Copy every line of the items below word for word, leaving out the pictures.

**Stored records:**
☆ ☆ ☆ ☆

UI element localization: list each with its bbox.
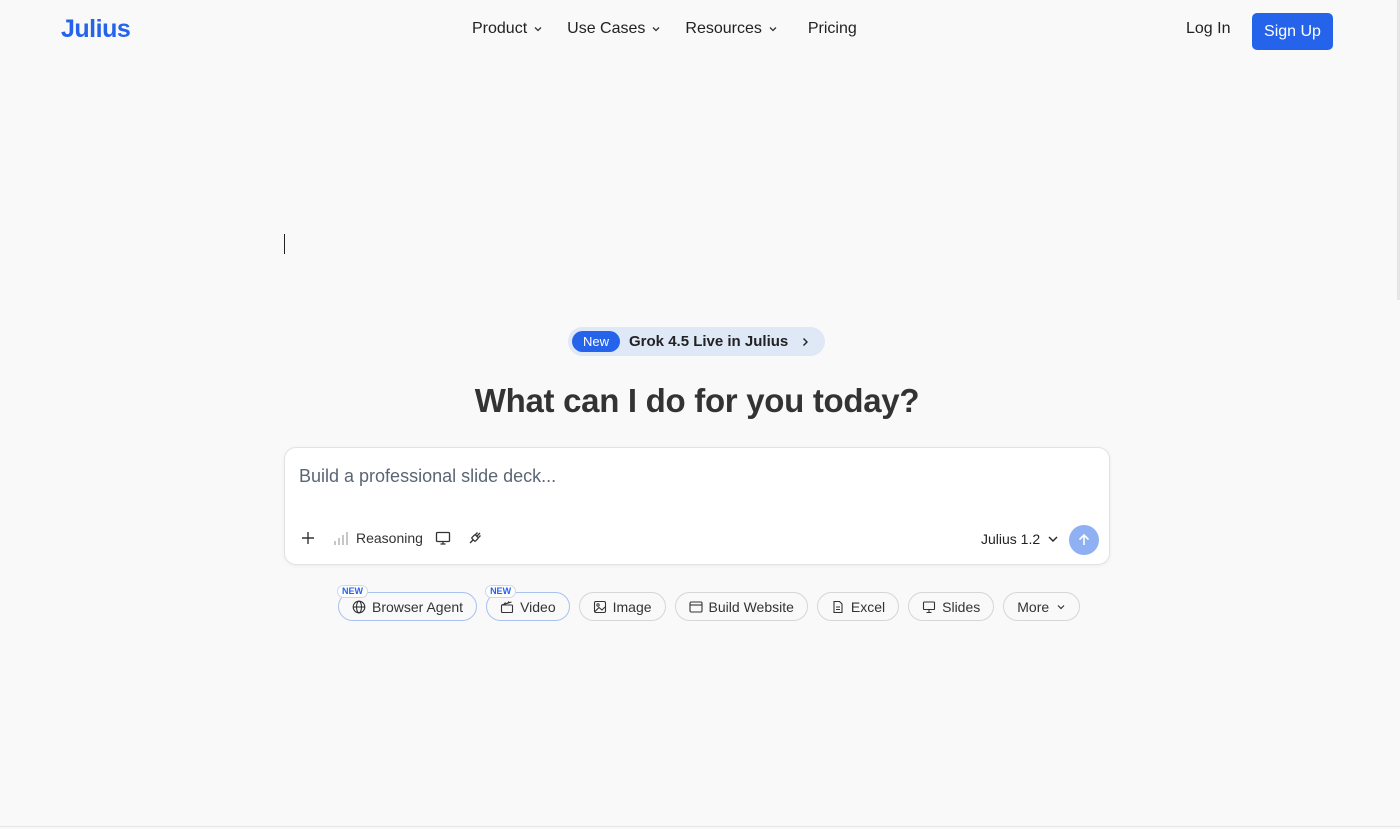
model-label: Julius 1.2 — [981, 531, 1041, 547]
prompt-input[interactable] — [299, 462, 1089, 490]
chip-image[interactable]: Image — [578, 592, 666, 621]
signal-bars-icon — [334, 532, 348, 545]
chevron-down-icon — [652, 27, 660, 32]
chevron-down-icon — [769, 27, 777, 32]
julius-logo[interactable]: Julius — [61, 15, 131, 44]
chip-label: Browser Agent — [372, 598, 464, 615]
chevron-down-icon — [1057, 604, 1065, 609]
model-selector[interactable]: Julius 1.2 — [981, 531, 1059, 547]
nav-product[interactable]: Product — [472, 20, 543, 38]
chip-more[interactable]: More — [1003, 592, 1081, 621]
add-attachment-button[interactable] — [300, 530, 316, 546]
signup-button[interactable]: Sign Up — [1252, 13, 1333, 50]
nav-product-label: Product — [472, 20, 528, 37]
announcement-banner[interactable]: New Grok 4.5 Live in Julius — [568, 327, 825, 356]
chip-label: Slides — [942, 598, 981, 615]
bottom-divider — [0, 826, 1400, 827]
prompt-box: Reasoning Julius 1.2 — [284, 447, 1110, 565]
clapperboard-icon — [501, 600, 514, 613]
text-cursor — [284, 234, 285, 254]
presentation-icon — [923, 600, 936, 613]
chip-label: More — [1017, 598, 1050, 615]
nav-pricing-label: Pricing — [807, 20, 857, 37]
new-badge: New — [572, 331, 621, 352]
chip-label: Video — [520, 598, 556, 615]
arrow-up-icon — [1078, 533, 1090, 545]
chip-video[interactable]: NEW Video — [485, 585, 570, 621]
chip-build-website[interactable]: Build Website — [674, 592, 808, 621]
send-button[interactable] — [1069, 525, 1099, 555]
chip-label: Image — [612, 598, 652, 615]
nav-use-cases[interactable]: Use Cases — [567, 20, 661, 38]
chip-label: Build Website — [708, 598, 794, 615]
chevron-right-icon — [803, 337, 809, 346]
chevron-down-icon — [534, 27, 542, 32]
reasoning-label: Reasoning — [356, 530, 423, 546]
nav-resources[interactable]: Resources — [685, 20, 777, 38]
browser-window-icon — [688, 600, 703, 613]
plug-icon — [469, 532, 481, 544]
chip-excel[interactable]: Excel — [816, 592, 900, 621]
chip-browser-agent[interactable]: NEW Browser Agent — [337, 585, 478, 621]
nav-resources-label: Resources — [685, 20, 762, 37]
computer-mode-button[interactable] — [435, 530, 451, 546]
login-link[interactable]: Log In — [1186, 20, 1230, 38]
chip-slides[interactable]: Slides — [908, 592, 995, 621]
quick-action-chips: NEW Browser Agent NEW Video Image Build … — [337, 585, 1089, 621]
page-headline: What can I do for you today? — [474, 382, 920, 419]
connectors-button[interactable] — [467, 530, 483, 546]
globe-icon — [352, 600, 366, 613]
announcement-text: Grok 4.5 Live in Julius — [629, 333, 789, 350]
main-nav: Product Use Cases Resources Pricing — [472, 20, 881, 38]
nav-use-cases-label: Use Cases — [567, 20, 646, 37]
new-tag: NEW — [485, 585, 517, 598]
image-icon — [593, 600, 606, 613]
nav-pricing[interactable]: Pricing — [808, 20, 857, 38]
monitor-icon — [435, 531, 451, 545]
document-icon — [833, 600, 843, 613]
chip-label: Excel — [850, 598, 886, 615]
top-navigation: Julius Product Use Cases Resources Prici… — [0, 0, 1400, 62]
new-tag: NEW — [337, 585, 368, 598]
chevron-down-icon — [1048, 536, 1058, 542]
reasoning-toggle[interactable]: Reasoning — [333, 530, 423, 546]
plus-icon — [302, 532, 314, 544]
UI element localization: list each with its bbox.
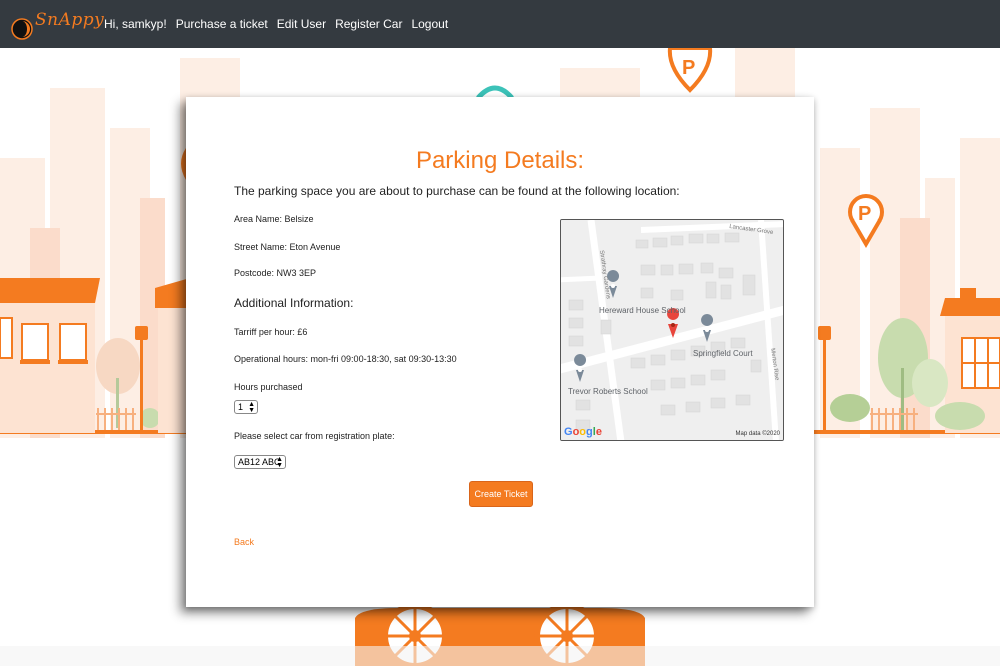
hours-value: 1 [238,402,244,412]
street-name: Street Name: Eton Avenue [234,242,341,252]
select-arrows-icon: ▲ ▼ [276,456,283,469]
brand-name: SnAppy [35,10,105,30]
svg-text:P: P [682,57,695,79]
car-select-value: AB12 ABC [238,457,281,467]
additional-info-heading: Additional Information: [234,296,354,310]
brand-logo-link[interactable]: SnAppy [8,4,104,44]
hours-purchased-stepper[interactable]: 1 ▲ ▼ [234,400,258,414]
map-place-label: Trevor Roberts School [568,387,648,396]
page-title: Parking Details: [415,147,585,174]
car-select-label: Please select car from registration plat… [234,431,395,441]
tariff: Tarriff per hour: £6 [234,327,308,337]
google-logo[interactable]: Google [564,426,602,438]
location-map[interactable]: Lancaster Grove Strathray Gardens Merton… [560,219,784,441]
parking-details-card: Parking Details: The parking space you a… [186,97,814,607]
intro-text: The parking space you are about to purch… [234,184,680,198]
map-place-label: Hereward House School [599,306,686,315]
nav-edit-user[interactable]: Edit User [277,17,326,31]
nav-register-car[interactable]: Register Car [335,17,402,31]
nav-purchase-ticket[interactable]: Purchase a ticket [176,17,268,31]
create-ticket-button[interactable]: Create Ticket [469,481,533,507]
nav-greeting[interactable]: Hi, samkyp! [104,17,167,31]
back-link[interactable]: Back [234,537,254,547]
svg-text:P: P [858,203,871,225]
car-registration-select[interactable]: AB12 ABC ▲ ▼ [234,455,286,469]
snappy-logo-icon [11,18,33,40]
map-place-label: Springfield Court [693,349,753,358]
operational-hours: Operational hours: mon-fri 09:00-18:30, … [234,354,457,364]
top-navbar: SnAppy Hi, samkyp! Purchase a ticket Edi… [0,0,1000,48]
nav-logout[interactable]: Logout [411,17,448,31]
postcode: Postcode: NW3 3EP [234,268,317,278]
map-attribution[interactable]: Map data ©2020 [736,431,780,437]
area-name: Area Name: Belsize [234,214,314,224]
stepper-arrows-icon[interactable]: ▲ ▼ [248,401,255,414]
hours-purchased-label: Hours purchased [234,382,303,392]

☆ ☆ ☆ ☆

**Written solution:**
UI element localization: list each with its bbox.
model-label: Julius 1.2 — [981, 531, 1041, 547]
prompt-input[interactable] — [299, 462, 1089, 490]
chip-image[interactable]: Image — [578, 592, 666, 621]
signal-bars-icon — [334, 532, 348, 545]
chevron-down-icon — [652, 27, 660, 32]
chevron-down-icon — [769, 27, 777, 32]
julius-logo[interactable]: Julius — [61, 15, 131, 44]
chip-label: Browser Agent — [372, 598, 464, 615]
chevron-down-icon — [1057, 604, 1065, 609]
model-selector[interactable]: Julius 1.2 — [981, 531, 1059, 547]
nav-product[interactable]: Product — [472, 20, 543, 38]
chip-more[interactable]: More — [1003, 592, 1081, 621]
add-attachment-button[interactable] — [300, 530, 316, 546]
signup-button[interactable]: Sign Up — [1252, 13, 1333, 50]
nav-product-label: Product — [472, 20, 528, 37]
announcement-banner[interactable]: New Grok 4.5 Live in Julius — [568, 327, 825, 356]
chip-label: Slides — [942, 598, 981, 615]
bottom-divider — [0, 826, 1400, 827]
prompt-box: Reasoning Julius 1.2 — [284, 447, 1110, 565]
clapperboard-icon — [501, 600, 514, 613]
text-cursor — [284, 234, 285, 254]
presentation-icon — [923, 600, 936, 613]
chip-label: More — [1017, 598, 1050, 615]
nav-pricing-label: Pricing — [807, 20, 857, 37]
new-badge: New — [572, 331, 621, 352]
chip-label: Video — [520, 598, 556, 615]
arrow-up-icon — [1078, 533, 1090, 545]
chip-video[interactable]: NEW Video — [485, 585, 570, 621]
chip-build-website[interactable]: Build Website — [674, 592, 808, 621]
send-button[interactable] — [1069, 525, 1099, 555]
chip-label: Image — [612, 598, 652, 615]
nav-use-cases[interactable]: Use Cases — [567, 20, 661, 38]
chip-label: Build Website — [708, 598, 794, 615]
chevron-right-icon — [803, 337, 809, 346]
chevron-down-icon — [534, 27, 542, 32]
reasoning-label: Reasoning — [356, 530, 423, 546]
nav-resources[interactable]: Resources — [685, 20, 777, 38]
browser-window-icon — [688, 600, 703, 613]
plug-icon — [469, 532, 481, 544]
chip-excel[interactable]: Excel — [816, 592, 900, 621]
chip-browser-agent[interactable]: NEW Browser Agent — [337, 585, 478, 621]
nav-resources-label: Resources — [685, 20, 762, 37]
computer-mode-button[interactable] — [435, 530, 451, 546]
login-link[interactable]: Log In — [1186, 20, 1230, 38]
chip-slides[interactable]: Slides — [908, 592, 995, 621]
quick-action-chips: NEW Browser Agent NEW Video Image Build … — [337, 585, 1089, 621]
page-headline: What can I do for you today? — [474, 382, 920, 419]
connectors-button[interactable] — [467, 530, 483, 546]
globe-icon — [352, 600, 366, 613]
announcement-text: Grok 4.5 Live in Julius — [629, 333, 789, 350]
main-nav: Product Use Cases Resources Pricing — [472, 20, 881, 38]
nav-use-cases-label: Use Cases — [567, 20, 646, 37]
new-tag: NEW — [485, 585, 517, 598]
image-icon — [593, 600, 606, 613]
nav-pricing[interactable]: Pricing — [808, 20, 857, 38]
monitor-icon — [435, 531, 451, 545]
document-icon — [833, 600, 843, 613]
chip-label: Excel — [850, 598, 886, 615]
top-navigation: Julius Product Use Cases Resources Prici… — [0, 0, 1400, 62]
new-tag: NEW — [337, 585, 368, 598]
chevron-down-icon — [1048, 536, 1058, 542]
reasoning-toggle[interactable]: Reasoning — [333, 530, 423, 546]
plus-icon — [302, 532, 314, 544]
UI element localization: list each with its bbox.
hours-value: 1 [238,402,244,412]
street-name: Street Name: Eton Avenue [234,242,341,252]
select-arrows-icon: ▲ ▼ [276,456,283,469]
brand-name: SnAppy [35,10,105,30]
svg-text:P: P [682,57,695,79]
car-select-value: AB12 ABC [238,457,281,467]
additional-info-heading: Additional Information: [234,296,354,310]
brand-logo-link[interactable]: SnAppy [8,4,104,44]
hours-purchased-stepper[interactable]: 1 ▲ ▼ [234,400,258,414]
map-place-label: Trevor Roberts School [568,387,648,396]
page-title: Parking Details: [415,147,585,174]
car-select-label: Please select car from registration plat… [234,431,395,441]
tariff: Tarriff per hour: £6 [234,327,308,337]
google-logo[interactable]: Google [564,426,602,438]
location-map[interactable]: Lancaster Grove Strathray Gardens Merton… [560,219,784,441]
parking-details-card: Parking Details: The parking space you a… [186,97,814,607]
intro-text: The parking space you are about to purch… [234,184,680,198]
map-place-label: Hereward House School [599,306,686,315]
nav-edit-user[interactable]: Edit User [277,17,326,31]
nav-register-car[interactable]: Register Car [335,17,402,31]
nav-purchase-ticket[interactable]: Purchase a ticket [176,17,268,31]
create-ticket-button[interactable]: Create Ticket [469,481,533,507]
nav-greeting[interactable]: Hi, samkyp! [104,17,167,31]
back-link[interactable]: Back [234,537,254,547]
svg-text:P: P [858,203,871,225]
car-registration-select[interactable]: AB12 ABC ▲ ▼ [234,455,286,469]
snappy-logo-icon [11,18,33,40]
map-place-label: Springfield Court [693,349,753,358]
operational-hours: Operational hours: mon-fri 09:00-18:30, … [234,354,457,364]
top-navbar: SnAppy Hi, samkyp! Purchase a ticket Edi… [0,0,1000,48]
nav-logout[interactable]: Logout [411,17,448,31]
postcode: Postcode: NW3 3EP [234,268,317,278]
map-attribution[interactable]: Map data ©2020 [736,431,780,437]
area-name: Area Name: Belsize [234,214,314,224]
stepper-arrows-icon[interactable]: ▲ ▼ [248,401,255,414]
hours-purchased-label: Hours purchased [234,382,303,392]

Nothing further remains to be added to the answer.